■ Description of the task: Return each line containing the string "Robinson".

■ Exercise inputs:
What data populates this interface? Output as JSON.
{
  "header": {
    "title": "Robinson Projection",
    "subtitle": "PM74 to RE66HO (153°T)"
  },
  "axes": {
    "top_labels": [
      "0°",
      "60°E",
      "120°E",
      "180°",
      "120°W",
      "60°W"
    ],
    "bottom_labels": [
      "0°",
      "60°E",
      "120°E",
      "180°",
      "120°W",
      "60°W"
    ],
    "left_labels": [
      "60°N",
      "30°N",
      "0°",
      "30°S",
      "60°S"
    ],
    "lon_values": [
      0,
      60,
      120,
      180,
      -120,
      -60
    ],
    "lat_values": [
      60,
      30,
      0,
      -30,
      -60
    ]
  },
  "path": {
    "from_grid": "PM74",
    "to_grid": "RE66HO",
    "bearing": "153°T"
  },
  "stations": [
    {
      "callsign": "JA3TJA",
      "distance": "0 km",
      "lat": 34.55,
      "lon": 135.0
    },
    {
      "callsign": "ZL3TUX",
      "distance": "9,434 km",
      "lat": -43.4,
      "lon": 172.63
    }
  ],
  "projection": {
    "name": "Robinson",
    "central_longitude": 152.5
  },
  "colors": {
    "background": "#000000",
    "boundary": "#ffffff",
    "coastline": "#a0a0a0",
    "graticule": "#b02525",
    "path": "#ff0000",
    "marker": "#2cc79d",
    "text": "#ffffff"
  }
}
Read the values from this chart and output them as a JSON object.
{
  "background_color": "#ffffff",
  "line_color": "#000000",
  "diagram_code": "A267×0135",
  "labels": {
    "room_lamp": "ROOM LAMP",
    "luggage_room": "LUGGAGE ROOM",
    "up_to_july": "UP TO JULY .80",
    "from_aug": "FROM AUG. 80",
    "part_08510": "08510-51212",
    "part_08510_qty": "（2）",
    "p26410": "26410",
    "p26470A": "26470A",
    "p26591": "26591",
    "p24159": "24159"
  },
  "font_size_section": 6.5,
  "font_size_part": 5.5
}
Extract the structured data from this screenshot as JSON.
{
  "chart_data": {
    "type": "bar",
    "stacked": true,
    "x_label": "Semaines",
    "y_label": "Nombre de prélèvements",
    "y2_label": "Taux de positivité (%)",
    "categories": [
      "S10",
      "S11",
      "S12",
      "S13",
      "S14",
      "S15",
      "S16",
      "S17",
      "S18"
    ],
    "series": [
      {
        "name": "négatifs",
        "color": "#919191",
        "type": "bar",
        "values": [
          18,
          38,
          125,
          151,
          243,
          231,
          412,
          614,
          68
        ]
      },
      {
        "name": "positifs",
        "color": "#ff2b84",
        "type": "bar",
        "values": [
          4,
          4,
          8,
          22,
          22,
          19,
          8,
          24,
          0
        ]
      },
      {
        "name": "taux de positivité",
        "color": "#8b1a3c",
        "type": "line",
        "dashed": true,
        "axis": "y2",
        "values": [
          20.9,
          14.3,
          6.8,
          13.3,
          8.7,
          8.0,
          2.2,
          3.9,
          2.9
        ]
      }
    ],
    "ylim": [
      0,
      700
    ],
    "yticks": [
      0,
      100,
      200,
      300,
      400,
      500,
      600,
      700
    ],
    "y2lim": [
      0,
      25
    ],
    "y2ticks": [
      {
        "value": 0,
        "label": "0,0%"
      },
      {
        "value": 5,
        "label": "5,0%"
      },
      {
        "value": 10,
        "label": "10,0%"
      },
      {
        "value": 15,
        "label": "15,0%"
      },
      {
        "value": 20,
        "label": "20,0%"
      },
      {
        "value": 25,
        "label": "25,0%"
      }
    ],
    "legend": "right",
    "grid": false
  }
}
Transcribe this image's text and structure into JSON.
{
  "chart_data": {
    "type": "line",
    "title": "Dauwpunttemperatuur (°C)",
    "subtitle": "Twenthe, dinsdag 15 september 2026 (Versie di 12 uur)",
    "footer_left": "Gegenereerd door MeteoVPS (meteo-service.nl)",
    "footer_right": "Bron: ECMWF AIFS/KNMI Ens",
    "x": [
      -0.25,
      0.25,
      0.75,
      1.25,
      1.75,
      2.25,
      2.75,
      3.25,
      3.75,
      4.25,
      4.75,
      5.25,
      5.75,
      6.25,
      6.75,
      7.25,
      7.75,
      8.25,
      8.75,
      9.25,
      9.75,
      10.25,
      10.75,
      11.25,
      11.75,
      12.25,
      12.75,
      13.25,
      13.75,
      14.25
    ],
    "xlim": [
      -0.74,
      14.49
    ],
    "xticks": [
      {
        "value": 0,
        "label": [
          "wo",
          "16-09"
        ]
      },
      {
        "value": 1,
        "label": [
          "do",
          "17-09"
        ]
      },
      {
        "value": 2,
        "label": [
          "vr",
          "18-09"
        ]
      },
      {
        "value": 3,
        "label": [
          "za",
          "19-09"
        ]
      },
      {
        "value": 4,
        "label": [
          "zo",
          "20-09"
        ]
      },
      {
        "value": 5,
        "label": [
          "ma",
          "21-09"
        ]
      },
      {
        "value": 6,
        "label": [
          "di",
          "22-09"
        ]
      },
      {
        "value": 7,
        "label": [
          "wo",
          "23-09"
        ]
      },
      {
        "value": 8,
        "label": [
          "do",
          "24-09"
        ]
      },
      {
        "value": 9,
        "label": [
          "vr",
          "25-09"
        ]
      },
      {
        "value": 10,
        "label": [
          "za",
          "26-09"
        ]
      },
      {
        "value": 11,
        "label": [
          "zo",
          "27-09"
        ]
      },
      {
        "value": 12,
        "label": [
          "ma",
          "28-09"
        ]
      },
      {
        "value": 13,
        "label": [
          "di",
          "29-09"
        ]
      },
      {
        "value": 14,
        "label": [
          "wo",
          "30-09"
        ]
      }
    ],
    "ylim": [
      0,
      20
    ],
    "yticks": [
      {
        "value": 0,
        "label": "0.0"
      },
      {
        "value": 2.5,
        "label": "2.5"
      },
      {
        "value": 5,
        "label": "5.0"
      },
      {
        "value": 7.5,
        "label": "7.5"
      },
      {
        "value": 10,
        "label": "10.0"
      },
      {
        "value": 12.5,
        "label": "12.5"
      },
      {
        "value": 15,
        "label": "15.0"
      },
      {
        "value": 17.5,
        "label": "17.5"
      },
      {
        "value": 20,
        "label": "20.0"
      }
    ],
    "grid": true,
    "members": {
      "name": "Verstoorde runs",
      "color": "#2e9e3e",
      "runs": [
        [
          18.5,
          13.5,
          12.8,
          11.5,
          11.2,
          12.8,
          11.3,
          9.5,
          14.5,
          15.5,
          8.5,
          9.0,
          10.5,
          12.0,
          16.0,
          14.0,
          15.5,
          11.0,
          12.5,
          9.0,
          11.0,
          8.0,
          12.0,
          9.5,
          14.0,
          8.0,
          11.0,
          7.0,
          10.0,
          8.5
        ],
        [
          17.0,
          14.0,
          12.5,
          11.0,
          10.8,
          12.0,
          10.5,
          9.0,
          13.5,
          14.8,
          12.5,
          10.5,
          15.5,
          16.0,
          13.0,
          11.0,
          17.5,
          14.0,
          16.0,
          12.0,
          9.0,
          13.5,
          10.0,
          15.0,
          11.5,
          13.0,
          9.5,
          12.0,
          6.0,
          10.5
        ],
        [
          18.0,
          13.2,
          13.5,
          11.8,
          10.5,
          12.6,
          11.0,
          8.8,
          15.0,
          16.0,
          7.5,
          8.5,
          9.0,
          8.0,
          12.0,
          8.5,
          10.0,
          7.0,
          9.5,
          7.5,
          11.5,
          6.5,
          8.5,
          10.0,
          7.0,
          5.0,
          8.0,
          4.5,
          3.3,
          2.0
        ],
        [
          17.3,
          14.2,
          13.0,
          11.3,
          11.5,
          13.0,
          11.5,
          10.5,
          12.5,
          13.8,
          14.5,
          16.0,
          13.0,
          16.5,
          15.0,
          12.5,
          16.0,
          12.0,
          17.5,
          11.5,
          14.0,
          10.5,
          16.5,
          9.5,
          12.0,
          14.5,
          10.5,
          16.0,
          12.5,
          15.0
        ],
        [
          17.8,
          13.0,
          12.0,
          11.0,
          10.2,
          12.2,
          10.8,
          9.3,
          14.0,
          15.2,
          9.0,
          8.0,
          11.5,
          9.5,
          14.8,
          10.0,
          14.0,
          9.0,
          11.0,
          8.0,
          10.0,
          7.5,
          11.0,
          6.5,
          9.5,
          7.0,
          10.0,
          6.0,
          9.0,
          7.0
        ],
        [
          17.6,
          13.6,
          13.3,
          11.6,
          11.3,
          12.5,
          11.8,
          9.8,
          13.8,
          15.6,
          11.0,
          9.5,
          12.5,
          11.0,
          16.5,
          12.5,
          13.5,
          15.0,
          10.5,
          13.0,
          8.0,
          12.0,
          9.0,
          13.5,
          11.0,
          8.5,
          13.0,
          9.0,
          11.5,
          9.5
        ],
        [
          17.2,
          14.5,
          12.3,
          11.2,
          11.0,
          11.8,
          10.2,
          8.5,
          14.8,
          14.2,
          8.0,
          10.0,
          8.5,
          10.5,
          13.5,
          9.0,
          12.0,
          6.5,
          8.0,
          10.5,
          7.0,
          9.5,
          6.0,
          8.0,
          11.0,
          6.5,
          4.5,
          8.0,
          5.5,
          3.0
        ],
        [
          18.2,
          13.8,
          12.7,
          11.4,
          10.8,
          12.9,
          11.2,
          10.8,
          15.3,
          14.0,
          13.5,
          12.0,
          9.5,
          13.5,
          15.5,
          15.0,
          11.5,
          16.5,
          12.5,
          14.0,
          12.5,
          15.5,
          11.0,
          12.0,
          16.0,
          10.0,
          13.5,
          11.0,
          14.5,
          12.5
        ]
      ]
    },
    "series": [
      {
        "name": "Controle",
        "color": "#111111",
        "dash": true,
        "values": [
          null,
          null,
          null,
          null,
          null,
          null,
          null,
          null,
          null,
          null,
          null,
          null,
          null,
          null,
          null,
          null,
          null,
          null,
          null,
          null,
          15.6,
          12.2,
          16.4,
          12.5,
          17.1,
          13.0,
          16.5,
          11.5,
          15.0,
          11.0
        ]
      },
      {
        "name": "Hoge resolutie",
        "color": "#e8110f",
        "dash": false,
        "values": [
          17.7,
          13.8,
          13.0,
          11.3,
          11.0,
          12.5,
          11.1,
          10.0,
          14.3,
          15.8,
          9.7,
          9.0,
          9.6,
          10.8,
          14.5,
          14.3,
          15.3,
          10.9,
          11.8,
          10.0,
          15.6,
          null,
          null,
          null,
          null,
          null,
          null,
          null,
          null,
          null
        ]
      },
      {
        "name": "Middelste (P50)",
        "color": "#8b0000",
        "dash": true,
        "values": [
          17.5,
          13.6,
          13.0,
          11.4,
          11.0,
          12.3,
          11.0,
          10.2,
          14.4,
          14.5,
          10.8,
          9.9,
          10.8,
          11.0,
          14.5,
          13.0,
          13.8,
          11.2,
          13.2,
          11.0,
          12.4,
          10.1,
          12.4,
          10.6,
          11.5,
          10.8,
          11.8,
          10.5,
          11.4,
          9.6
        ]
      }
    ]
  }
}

■ The answer:
    "title": "Robinson Projection",
    "name": "Robinson",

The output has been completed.